-- start of The data --

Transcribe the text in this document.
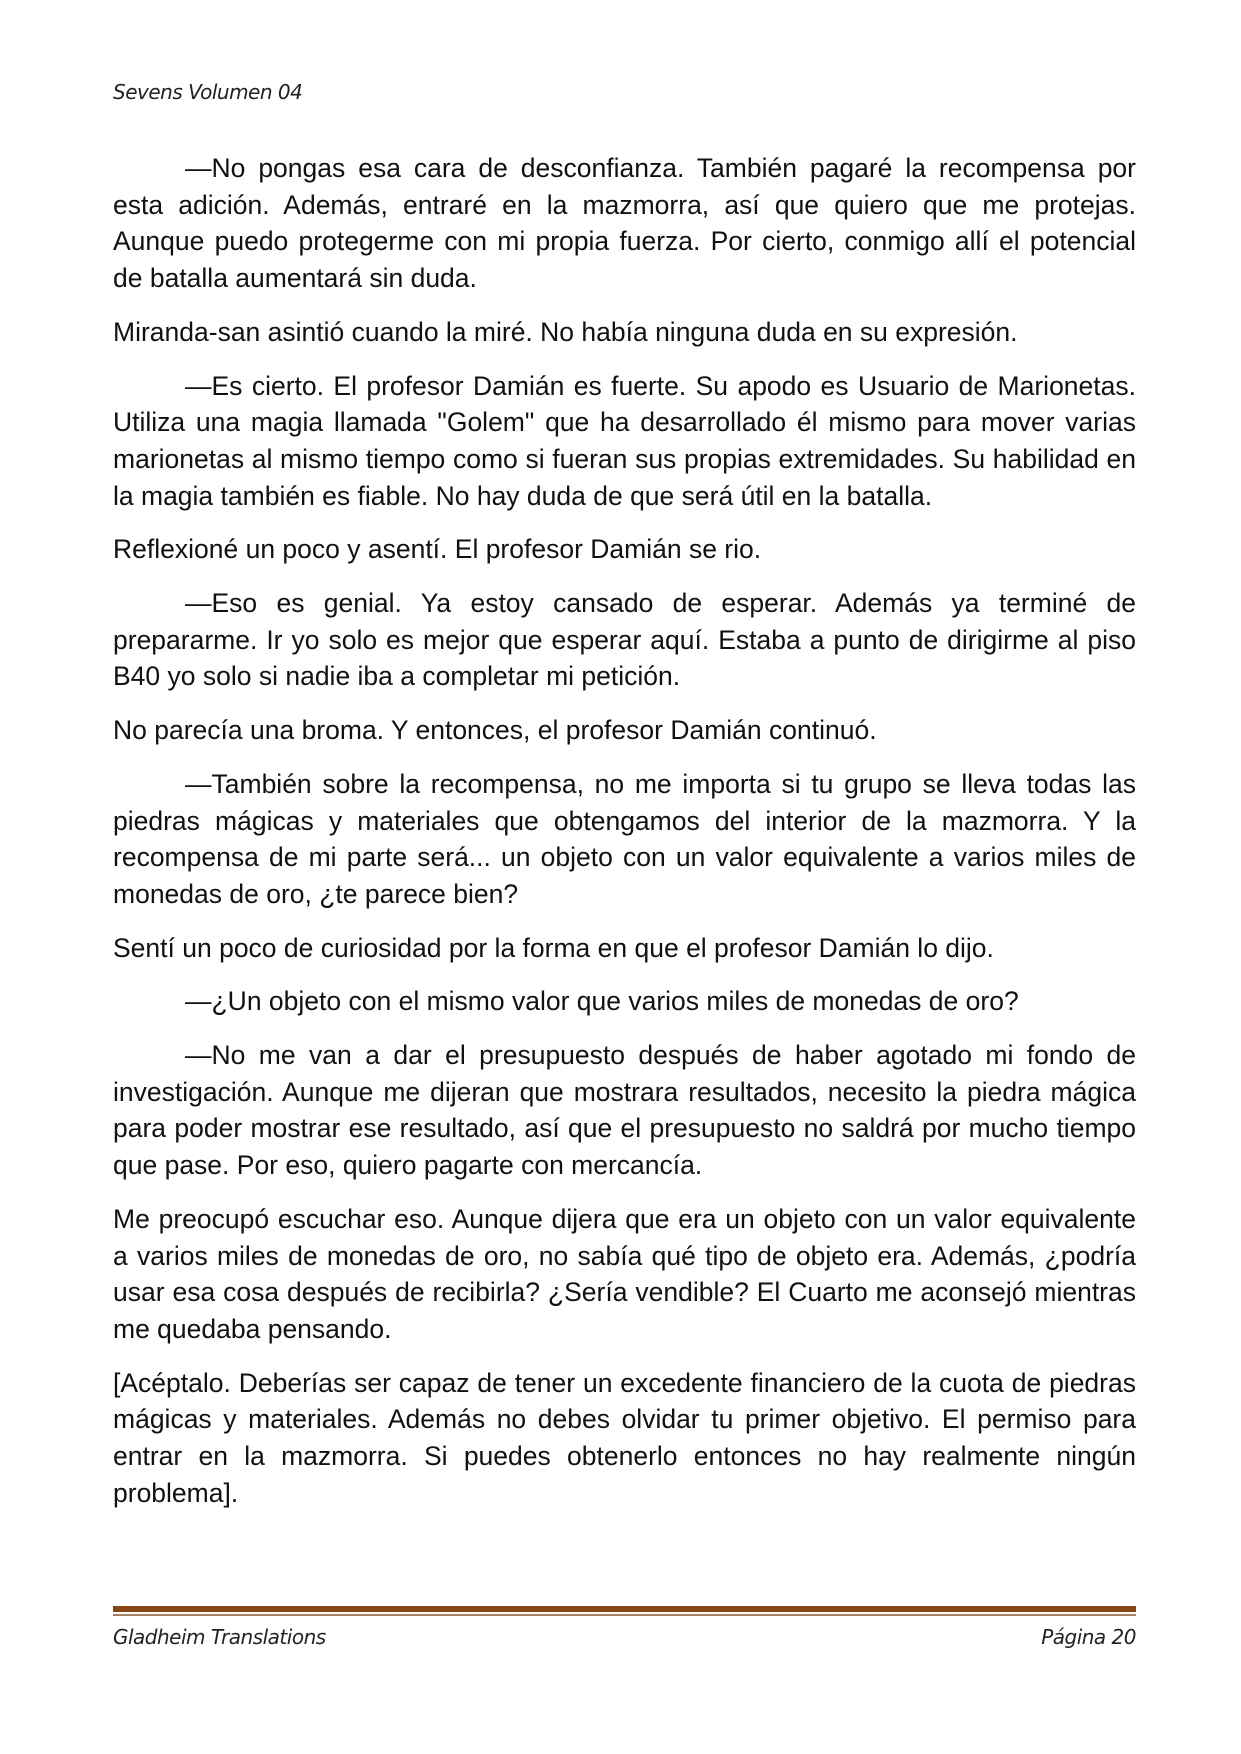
Sevens Volumen 04

—No pongas esa cara de desconfianza. También pagaré la recompensa por esta adición. Además, entraré en la mazmorra, así que quiero que me protejas. Aunque puedo protegerme con mi propia fuerza. Por cierto, conmigo allí el potencial de batalla aumentará sin duda.

Miranda-san asintió cuando la miré. No había ninguna duda en su expresión.

—Es cierto. El profesor Damián es fuerte. Su apodo es Usuario de Marionetas. Utiliza una magia llamada "Golem" que ha desarrollado él mismo para mover varias marionetas al mismo tiempo como si fueran sus propias extremidades. Su habilidad en la magia también es fiable. No hay duda de que será útil en la batalla.

Reflexioné un poco y asentí. El profesor Damián se rio.

—Eso es genial. Ya estoy cansado de esperar. Además ya terminé de prepararme. Ir yo solo es mejor que esperar aquí. Estaba a punto de dirigirme al piso B40 yo solo si nadie iba a completar mi petición.

No parecía una broma. Y entonces, el profesor Damián continuó.

—También sobre la recompensa, no me importa si tu grupo se lleva todas las piedras mágicas y materiales que obtengamos del interior de la mazmorra. Y la recompensa de mi parte será... un objeto con un valor equivalente a varios miles de monedas de oro, ¿te parece bien?

Sentí un poco de curiosidad por la forma en que el profesor Damián lo dijo.

—¿Un objeto con el mismo valor que varios miles de monedas de oro?

—No me van a dar el presupuesto después de haber agotado mi fondo de investigación. Aunque me dijeran que mostrara resultados, necesito la piedra mágica para poder mostrar ese resultado, así que el presupuesto no saldrá por mucho tiempo que pase. Por eso, quiero pagarte con mercancía.

Me preocupó escuchar eso. Aunque dijera que era un objeto con un valor equivalente a varios miles de monedas de oro, no sabía qué tipo de objeto era. Además, ¿podría usar esa cosa después de recibirla? ¿Sería vendible? El Cuarto me aconsejó mientras me quedaba pensando.

[Acéptalo. Deberías ser capaz de tener un excedente financiero de la cuota de piedras mágicas y materiales. Además no debes olvidar tu primer objetivo. El permiso para entrar en la mazmorra. Si puedes obtenerlo entonces no hay realmente ningún problema].

Gladheim Translations	Página 20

-- end of The data --

**Problem details**
All lines holding the word "quiero" should be picked out and copied.

**Task answer**
—No pongas esa cara de desconfianza. También pagaré la recompensa por esta adición. Además, entraré en la mazmorra, así que quiero que me protejas. Aunque puedo protegerme con mi propia fuerza. Por cierto, conmigo allí el potencial de batalla aumentará sin duda.
—No me van a dar el presupuesto después de haber agotado mi fondo de investigación. Aunque me dijeran que mostrara resultados, necesito la piedra mágica para poder mostrar ese resultado, así que el presupuesto no saldrá por mucho tiempo que pase. Por eso, quiero pagarte con mercancía.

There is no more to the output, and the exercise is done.